**To do:** Every record should be written out exactly, with the pictures left out.

**Entries shown:**
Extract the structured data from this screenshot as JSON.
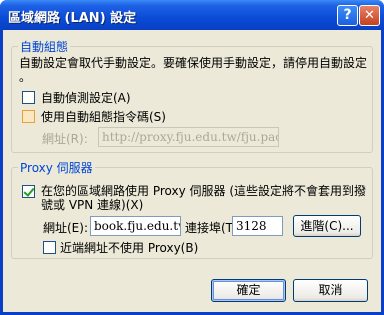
{
  "window": {
    "title": "區域網路 (LAN) 設定",
    "help_glyph": "?",
    "close_glyph": "✕"
  },
  "auto_config": {
    "group_label": "自動組態",
    "description_line1": "自動設定會取代手動設定。要確保使用手動設定，請停用自動設定",
    "description_line2": "。",
    "auto_detect": {
      "label": "自動偵測設定(A)",
      "checked": false
    },
    "use_script": {
      "label": "使用自動組態指令碼(S)",
      "checked": false
    },
    "address_label": "網址(R):",
    "address_value": "http://proxy.fju.edu.tw/fju.pac"
  },
  "proxy": {
    "group_label": "Proxy 伺服器",
    "use_proxy": {
      "label_line1": "在您的區域網路使用 Proxy 伺服器 (這些設定將不會套用到撥",
      "label_line2": "號或 VPN 連線)(X)",
      "checked": true
    },
    "address_label": "網址(E):",
    "address_value": "book.fju.edu.tw",
    "port_label": "連接埠(T):",
    "port_value": "3128",
    "advanced_button": "進階(C)...",
    "bypass_local": {
      "label": "近端網址不使用 Proxy(B)",
      "checked": false
    }
  },
  "buttons": {
    "ok": "確定",
    "cancel": "取消"
  }
}
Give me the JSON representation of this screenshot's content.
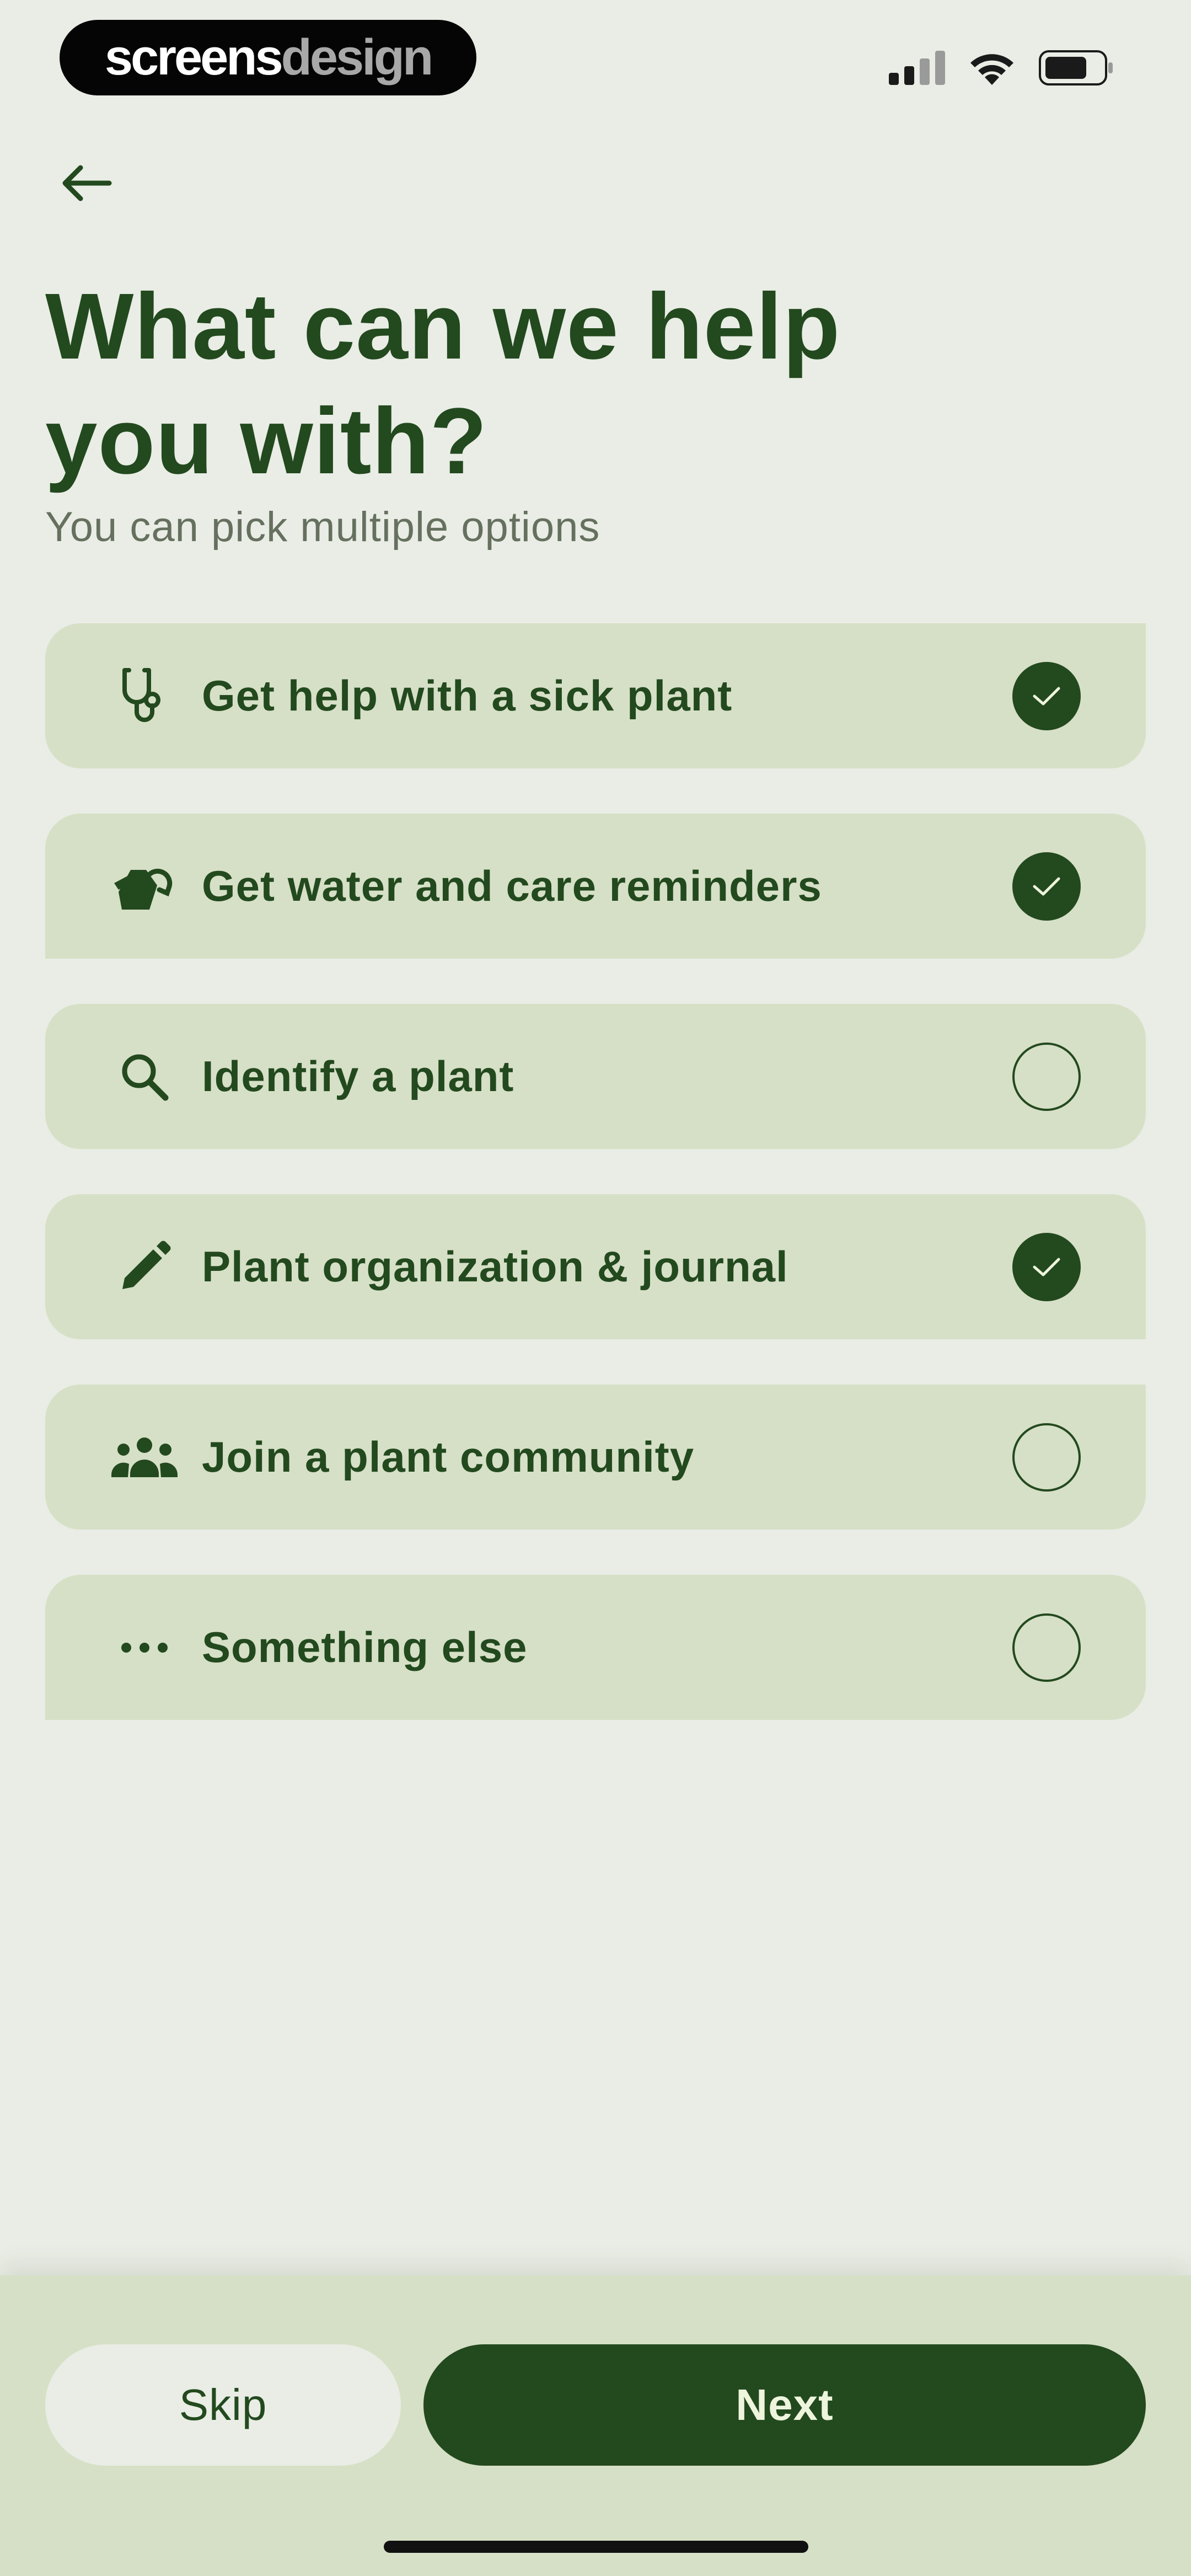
{
  "status_bar": {
    "brand_part1": "screens",
    "brand_part2": "design",
    "icons": [
      "cellular-signal-icon",
      "wifi-icon",
      "battery-icon"
    ]
  },
  "header": {
    "title": "What can we help you with?",
    "subtitle": "You can pick multiple options"
  },
  "options": [
    {
      "label": "Get help with a sick plant",
      "icon": "stethoscope-icon",
      "selected": true
    },
    {
      "label": "Get water and care reminders",
      "icon": "watering-can-icon",
      "selected": true
    },
    {
      "label": "Identify a plant",
      "icon": "search-icon",
      "selected": false
    },
    {
      "label": "Plant organization & journal",
      "icon": "pencil-icon",
      "selected": true
    },
    {
      "label": "Join a plant community",
      "icon": "people-icon",
      "selected": false
    },
    {
      "label": "Something else",
      "icon": "more-dots-icon",
      "selected": false
    }
  ],
  "footer": {
    "skip_label": "Skip",
    "next_label": "Next"
  },
  "colors": {
    "background": "#e9ede5",
    "card": "#d6e0c6",
    "primary": "#23491f",
    "subtitle": "#66705f",
    "next_text": "#eef5dc"
  }
}
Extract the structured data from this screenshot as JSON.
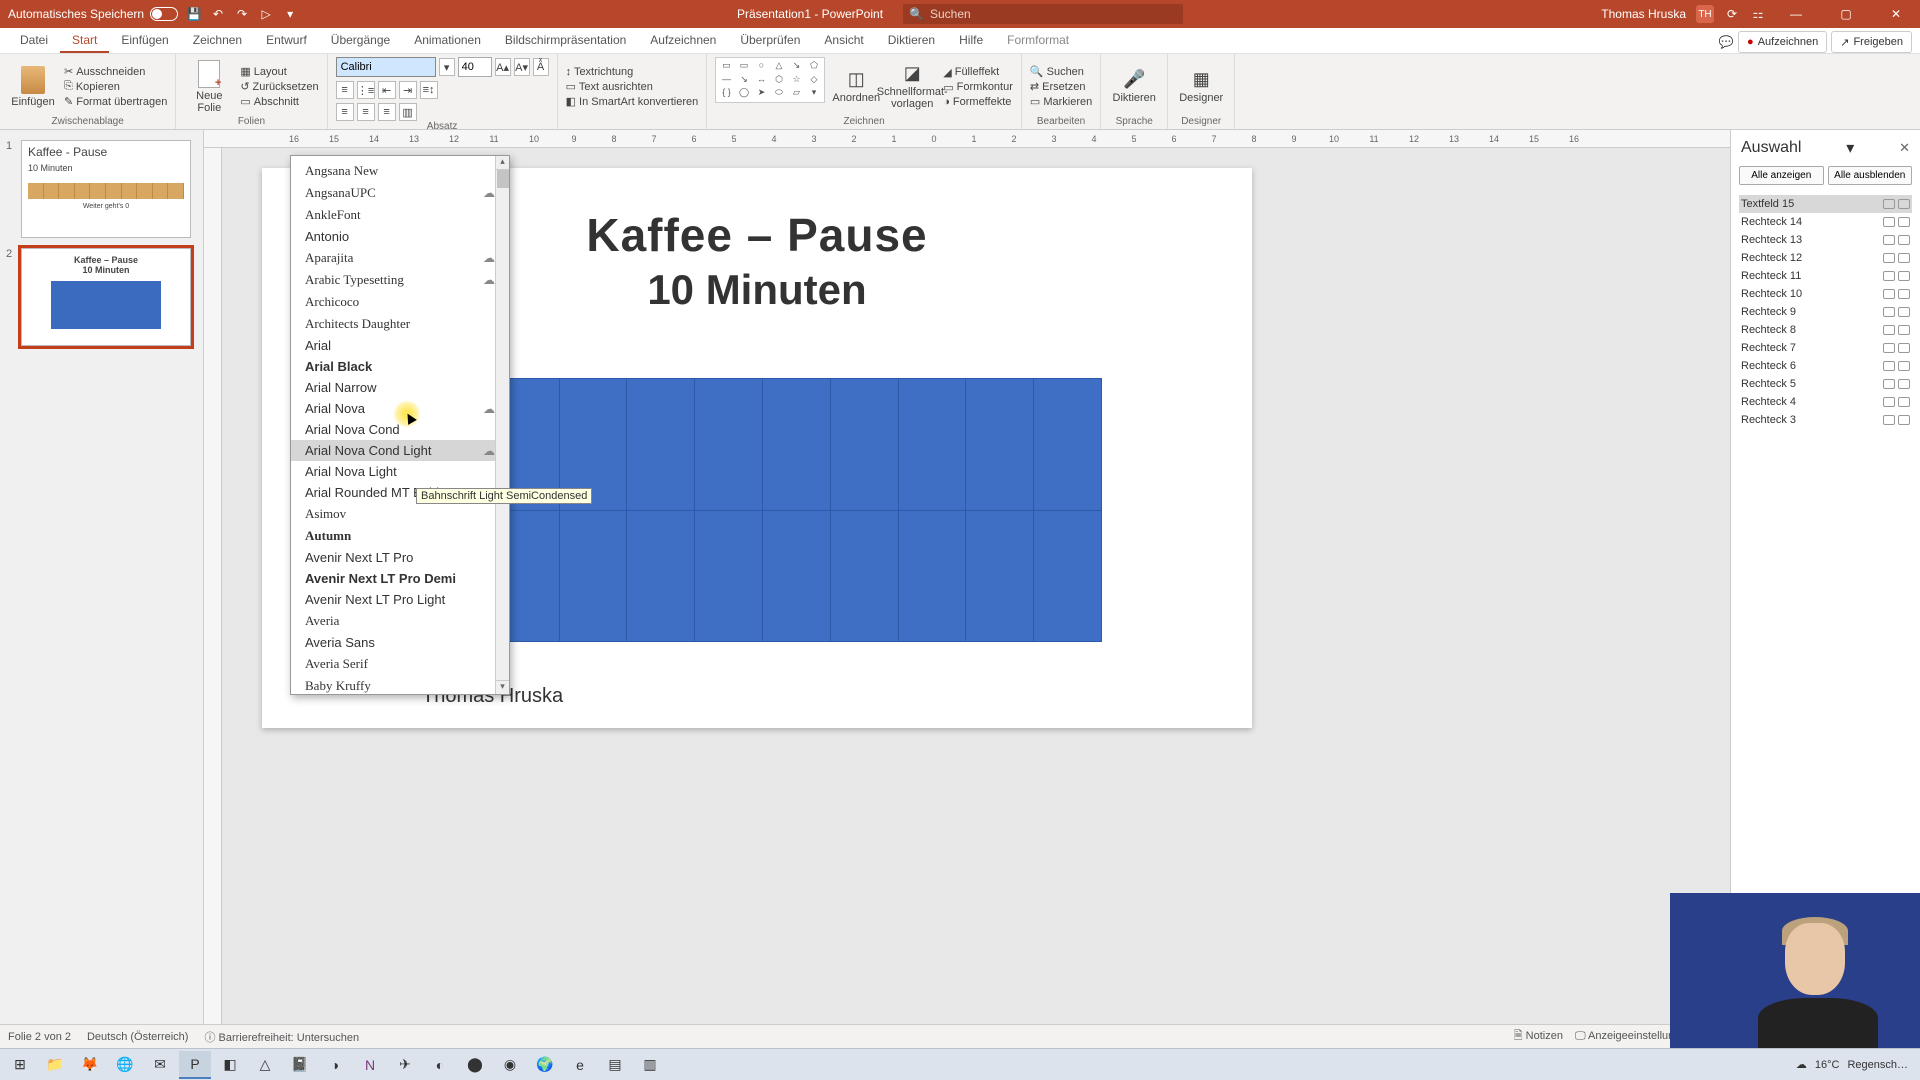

**Expected output:**
Extract the structured data from this screenshot as JSON.
{
  "window": {
    "title": "區域網路 (LAN) 設定",
    "help_glyph": "?",
    "close_glyph": "✕"
  },
  "auto_config": {
    "group_label": "自動組態",
    "description_line1": "自動設定會取代手動設定。要確保使用手動設定，請停用自動設定",
    "description_line2": "。",
    "auto_detect": {
      "label": "自動偵測設定(A)",
      "checked": false
    },
    "use_script": {
      "label": "使用自動組態指令碼(S)",
      "checked": false
    },
    "address_label": "網址(R):",
    "address_value": "http://proxy.fju.edu.tw/fju.pac"
  },
  "proxy": {
    "group_label": "Proxy 伺服器",
    "use_proxy": {
      "label_line1": "在您的區域網路使用 Proxy 伺服器 (這些設定將不會套用到撥",
      "label_line2": "號或 VPN 連線)(X)",
      "checked": true
    },
    "address_label": "網址(E):",
    "address_value": "book.fju.edu.tw",
    "port_label": "連接埠(T):",
    "port_value": "3128",
    "advanced_button": "進階(C)...",
    "bypass_local": {
      "label": "近端網址不使用 Proxy(B)",
      "checked": false
    }
  },
  "buttons": {
    "ok": "確定",
    "cancel": "取消"
  }
}
Give me the JSON representation of this screenshot's content.
{
  "status_bar": {
    "brand_part1": "screens",
    "brand_part2": "design",
    "icons": [
      "cellular-signal-icon",
      "wifi-icon",
      "battery-icon"
    ]
  },
  "header": {
    "title": "What can we help you with?",
    "subtitle": "You can pick multiple options"
  },
  "options": [
    {
      "label": "Get help with a sick plant",
      "icon": "stethoscope-icon",
      "selected": true
    },
    {
      "label": "Get water and care reminders",
      "icon": "watering-can-icon",
      "selected": true
    },
    {
      "label": "Identify a plant",
      "icon": "search-icon",
      "selected": false
    },
    {
      "label": "Plant organization & journal",
      "icon": "pencil-icon",
      "selected": true
    },
    {
      "label": "Join a plant community",
      "icon": "people-icon",
      "selected": false
    },
    {
      "label": "Something else",
      "icon": "more-dots-icon",
      "selected": false
    }
  ],
  "footer": {
    "skip_label": "Skip",
    "next_label": "Next"
  },
  "colors": {
    "background": "#e9ede5",
    "card": "#d6e0c6",
    "primary": "#23491f",
    "subtitle": "#66705f",
    "next_text": "#eef5dc"
  }
}
Extract the structured data from this screenshot as JSON.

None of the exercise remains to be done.